━━━ Supplied passage
Workers#
Workers are the processes that pick up and execute experiment tasks from Hatchet. Scythe provides ScytheWorkerConfig to configure and start workers with appropriate settings.
Basic Worker Setup#
A minimal worker imports all registered experiments and starts:
from scythe.worker import ScytheWorkerConfig
from experiments import * # noqa: F403
if __name__ == "__main__":
worker_config = ScytheWorkerConfig()
worker_config.start()
The from experiments import * line is essential -- it triggers the @ExperimentRegistry.Register() decorators, which register the experiments with the global registry. The worker then registers all known experiments (and the scatter/gather workflow) with Hatchet.
━━━━━━
> [To be done]:
a) In the workers page, why is the wildcard import from experiments required for a worker to function? Answer in one to three sentences.
b) Write the next part of the workers page, picking up right after its last sentence.
━━━ Provided records
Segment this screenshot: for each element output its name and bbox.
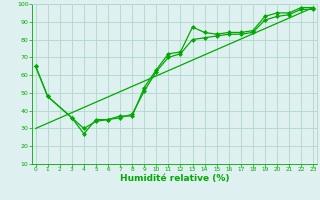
X-axis label: Humidité relative (%): Humidité relative (%) bbox=[120, 174, 229, 183]
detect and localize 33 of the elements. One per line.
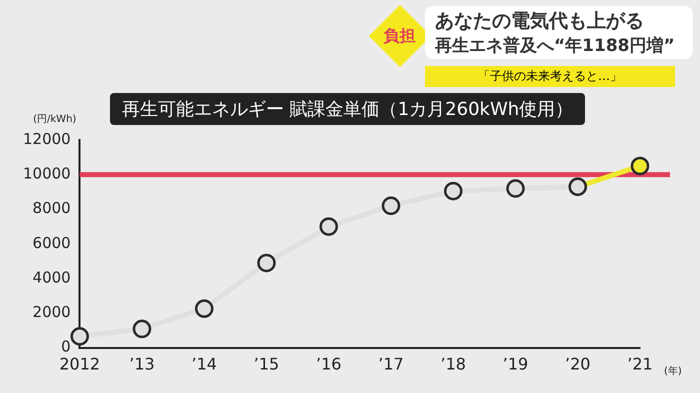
x-tick-label: ’20 bbox=[565, 354, 590, 374]
y-axis-title: (円/kWh) bbox=[33, 114, 76, 125]
x-axis-title: (年) bbox=[664, 364, 682, 377]
y-tick-label: 2000 bbox=[32, 303, 71, 322]
text: あなたの電気代も上がる bbox=[435, 9, 645, 34]
point bbox=[506, 179, 525, 198]
point bbox=[70, 327, 89, 346]
y-tick-label: 12000 bbox=[23, 130, 71, 148]
x-tick-label: ’14 bbox=[192, 354, 217, 374]
y-tick-label: 4000 bbox=[32, 268, 71, 286]
point bbox=[132, 320, 152, 338]
y-tick-label: 0 bbox=[61, 338, 71, 356]
x-tick-label: ’16 bbox=[316, 354, 342, 374]
point bbox=[630, 156, 650, 176]
y-tick-label: 6000 bbox=[32, 234, 71, 252]
x-tick-label: 2012 bbox=[59, 354, 100, 374]
text: 「子供の未来考えると…」 bbox=[425, 66, 675, 87]
x-tick-label: ’13 bbox=[129, 354, 155, 374]
chart-title: 再生可能エネルギー 賦課金単価（1カ月260kWh使用） bbox=[110, 93, 586, 125]
x-tick-label: ’18 bbox=[440, 354, 466, 374]
x-tick-label: ’19 bbox=[502, 354, 528, 374]
y-tick-label: 8000 bbox=[32, 199, 71, 218]
point bbox=[319, 217, 338, 236]
point bbox=[257, 254, 276, 272]
x-tick-label: ’21 bbox=[627, 354, 653, 374]
x-tick-label: ’17 bbox=[378, 354, 404, 374]
point bbox=[194, 299, 214, 318]
point bbox=[382, 196, 400, 216]
text: 負担 bbox=[384, 26, 416, 46]
point bbox=[444, 182, 462, 200]
x-tick-label: ’15 bbox=[254, 354, 280, 374]
text: 再生エネ普及へ“年1188円増” bbox=[435, 35, 676, 57]
y-tick-label: 10000 bbox=[23, 164, 71, 183]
━━━━━━
> [Response list]:
a) Importing everything from experiments triggers the @ExperimentRegistry.Register() decorators, which register each experiment with the global registry. Without that, the worker would have no known experiments to register with Hatchet, along with the scatter/gather workflow.

b)
Worker Roles#
Scythe has two types of work: fan (scatter/gather orchestration) and leaf (actual experiment execution). By default, a worker handles both, but in production you typically want to separate them:
Leaf Workers#
Leaf workers run the actual simulation tasks. They tend to need more memory and CPU for the computation:
Setting SLOTS=1 means each worker runs one simulation at a time. This is appropriate when each simulation is CPU- or memory-intensive.
Fan Workers#
Fan workers handle the scatter/gather orchestration -- splitting specs, dispatching children, and aggregating results. They are I/O-bound rather than compute-bound:
Fan workers can handle multiple concurrent scatter/gather operations since the work is primarily network I/O (reading/writing Parquet files to S3).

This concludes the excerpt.